■ WRITTEN PROBLEM:
Copy the lines below as they are; omit the images they contain.

■ INFORMATION PROVIDED:
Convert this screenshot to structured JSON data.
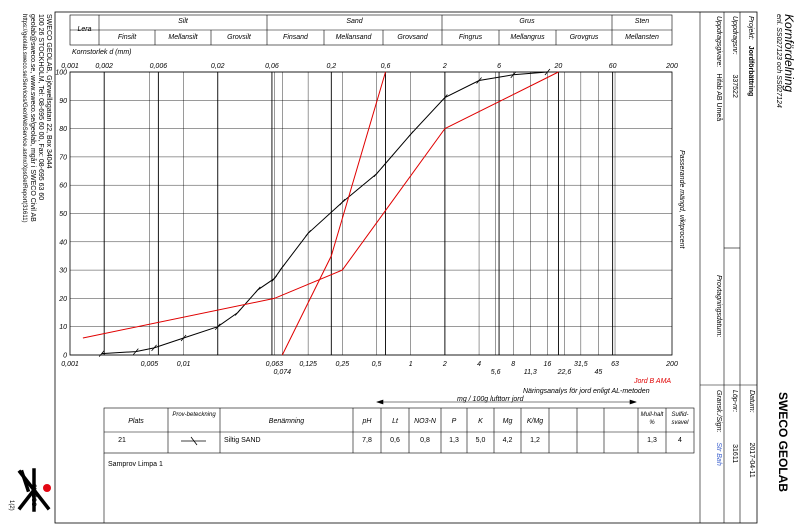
{
  "header": {
    "title": "Kornfördelning",
    "subtitle": "enl. SS027123 och SS027124",
    "projekt_label": "Projekt:",
    "projekt_value": "Jordförbättring",
    "uppdragsnr_label": "Uppdragsnr:",
    "uppdragsnr_value": "337522",
    "uppdragsgivare_label": "Uppdragsgivare:",
    "uppdragsgivare_value": "Hifab AB Umeå",
    "provtagning_label": "Provtagningsdatum:",
    "brand": "SWECO GEOLAB",
    "datum_label": "Datum:",
    "datum_value": "2017-04-11",
    "lopnr_label": "Löp-nr:",
    "lopnr_value": "31611",
    "gransk_label": "Gransk./Sign:",
    "gransk_value": "Str Bah"
  },
  "address": {
    "line1": "SWECO GEOLAB, Gjörwellsgatan 22, Box 34044",
    "line2": "100 26 STOCKHOLM, Tel: 08-695 60 00, Fax: 08-695 63 60",
    "line3": "geolab@sweco.se, www.sweco.se/geolab, mgår i SWECO Civil AB",
    "line4": "https://geolab.sweco.se/Services/GeoWebService.asmx/XpsGetReport(31611)",
    "page": "1(2)"
  },
  "fractions": {
    "lera": "Lera",
    "silt": "Silt",
    "sand": "Sand",
    "grus": "Grus",
    "sten": "Sten",
    "sub": [
      "Finsilt",
      "Mellansilt",
      "Grovsilt",
      "Finsand",
      "Mellansand",
      "Grovsand",
      "Fingrus",
      "Mellangrus",
      "Grovgrus",
      "Mellansten"
    ]
  },
  "chart_data": {
    "type": "line",
    "xlabel": "Kornstorlek d (mm)",
    "ylabel": "Passerande mängd, viktprocent",
    "x_scale": "log",
    "xlim": [
      0.001,
      200
    ],
    "ylim": [
      0,
      100
    ],
    "top_ticks": [
      "0,001",
      "0,002",
      "0,006",
      "0,02",
      "0,06",
      "0,2",
      "0,6",
      "2",
      "6",
      "20",
      "60",
      "200"
    ],
    "bottom_ticks": [
      "0,001",
      "0,005",
      "0,01",
      "0,063",
      "0,125",
      "0,25",
      "0,5",
      "1",
      "2",
      "4",
      "8",
      "16",
      "31,5",
      "63",
      "200"
    ],
    "bottom_ticks_2": [
      "0,074",
      "5,6",
      "11,3",
      "22,6",
      "45"
    ],
    "y_ticks": [
      "0",
      "10",
      "20",
      "30",
      "40",
      "50",
      "60",
      "70",
      "80",
      "90",
      "100"
    ],
    "series": [
      {
        "name": "Siltig SAND",
        "color": "#000000",
        "x": [
          0.0019,
          0.0038,
          0.0055,
          0.01,
          0.02,
          0.03,
          0.045,
          0.063,
          0.074,
          0.125,
          0.25,
          0.5,
          1,
          2,
          4,
          8,
          16
        ],
        "values": [
          0.5,
          1.2,
          2.5,
          6,
          10,
          15,
          23,
          27,
          31,
          43,
          54,
          64,
          78,
          91,
          97,
          99,
          100
        ]
      },
      {
        "name": "Jord B AMA",
        "color": "#e00000",
        "x": [
          0.0013,
          0.063,
          0.25,
          2,
          20
        ],
        "values": [
          6,
          20,
          30,
          80,
          100
        ]
      },
      {
        "color": "#e00000",
        "x": [
          0.074,
          0.2,
          0.6
        ],
        "values": [
          0,
          35,
          100
        ]
      }
    ]
  },
  "legend_red": "Jord B AMA",
  "nutrient": {
    "title": "Näringsanalys för jord enligt AL-metoden",
    "subtitle": "mg / 100g lufttorr jord",
    "headers": [
      "Plats",
      "Prov-beteckning",
      "Benämning",
      "pH",
      "Lt",
      "NO3-N",
      "P",
      "K",
      "Mg",
      "K/Mg",
      "",
      "",
      "",
      "Mull-halt %",
      "Sulfid-svavel"
    ],
    "row": [
      "21",
      "",
      "Siltig SAND",
      "7,8",
      "0,6",
      "0,8",
      "1,3",
      "5,0",
      "4,2",
      "1,2",
      "",
      "",
      "",
      "1,3",
      "4"
    ],
    "note": "Samprov Limpa 1"
  },
  "colors": {
    "line": "#000000",
    "red": "#e00000",
    "brand_red": "#e30613"
  }
}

■ RESULT:
Convert this screenshot to structured JSON data.
{
  "header": {
    "title": "Kornfördelning",
    "subtitle": "enl. SS027123 och SS027124",
    "projekt_label": "Projekt:",
    "projekt_value": "Jordförbättring",
    "uppdragsnr_label": "Uppdragsnr:",
    "uppdragsnr_value": "337522",
    "uppdragsgivare_label": "Uppdragsgivare:",
    "uppdragsgivare_value": "Hifab AB Umeå",
    "provtagning_label": "Provtagningsdatum:",
    "brand": "SWECO GEOLAB",
    "datum_label": "Datum:",
    "datum_value": "2017-04-11",
    "lopnr_label": "Löp-nr:",
    "lopnr_value": "31611",
    "gransk_label": "Gransk./Sign:",
    "gransk_value": "Str Bah"
  },
  "address": {
    "line1": "SWECO GEOLAB, Gjörwellsgatan 22, Box 34044",
    "line2": "100 26 STOCKHOLM, Tel: 08-695 60 00, Fax: 08-695 63 60",
    "line3": "geolab@sweco.se, www.sweco.se/geolab, mgår i SWECO Civil AB",
    "line4": "https://geolab.sweco.se/Services/GeoWebService.asmx/XpsGetReport(31611)",
    "page": "1(2)"
  },
  "fractions": {
    "lera": "Lera",
    "silt": "Silt",
    "sand": "Sand",
    "grus": "Grus",
    "sten": "Sten",
    "sub": [
      "Finsilt",
      "Mellansilt",
      "Grovsilt",
      "Finsand",
      "Mellansand",
      "Grovsand",
      "Fingrus",
      "Mellangrus",
      "Grovgrus",
      "Mellansten"
    ]
  },
  "chart_data": {
    "type": "line",
    "xlabel": "Kornstorlek d (mm)",
    "ylabel": "Passerande mängd, viktprocent",
    "x_scale": "log",
    "xlim": [
      0.001,
      200
    ],
    "ylim": [
      0,
      100
    ],
    "top_ticks": [
      "0,001",
      "0,002",
      "0,006",
      "0,02",
      "0,06",
      "0,2",
      "0,6",
      "2",
      "6",
      "20",
      "60",
      "200"
    ],
    "bottom_ticks": [
      "0,001",
      "0,005",
      "0,01",
      "0,063",
      "0,125",
      "0,25",
      "0,5",
      "1",
      "2",
      "4",
      "8",
      "16",
      "31,5",
      "63",
      "200"
    ],
    "bottom_ticks_2": [
      "0,074",
      "5,6",
      "11,3",
      "22,6",
      "45"
    ],
    "y_ticks": [
      "0",
      "10",
      "20",
      "30",
      "40",
      "50",
      "60",
      "70",
      "80",
      "90",
      "100"
    ],
    "series": [
      {
        "name": "Siltig SAND",
        "color": "#000000",
        "x": [
          0.0019,
          0.0038,
          0.0055,
          0.01,
          0.02,
          0.03,
          0.045,
          0.063,
          0.074,
          0.125,
          0.25,
          0.5,
          1,
          2,
          4,
          8,
          16
        ],
        "values": [
          0.5,
          1.2,
          2.5,
          6,
          10,
          15,
          23,
          27,
          31,
          43,
          54,
          64,
          78,
          91,
          97,
          99,
          100
        ]
      },
      {
        "name": "Jord B AMA",
        "color": "#e00000",
        "x": [
          0.0013,
          0.063,
          0.25,
          2,
          20
        ],
        "values": [
          6,
          20,
          30,
          80,
          100
        ]
      },
      {
        "color": "#e00000",
        "x": [
          0.074,
          0.2,
          0.6
        ],
        "values": [
          0,
          35,
          100
        ]
      }
    ]
  },
  "legend_red": "Jord B AMA",
  "nutrient": {
    "title": "Näringsanalys för jord enligt AL-metoden",
    "subtitle": "mg / 100g lufttorr jord",
    "headers": [
      "Plats",
      "Prov-beteckning",
      "Benämning",
      "pH",
      "Lt",
      "NO3-N",
      "P",
      "K",
      "Mg",
      "K/Mg",
      "",
      "",
      "",
      "Mull-halt %",
      "Sulfid-svavel"
    ],
    "row": [
      "21",
      "",
      "Siltig SAND",
      "7,8",
      "0,6",
      "0,8",
      "1,3",
      "5,0",
      "4,2",
      "1,2",
      "",
      "",
      "",
      "1,3",
      "4"
    ],
    "note": "Samprov Limpa 1"
  },
  "colors": {
    "line": "#000000",
    "red": "#e00000",
    "brand_red": "#e30613"
  }
}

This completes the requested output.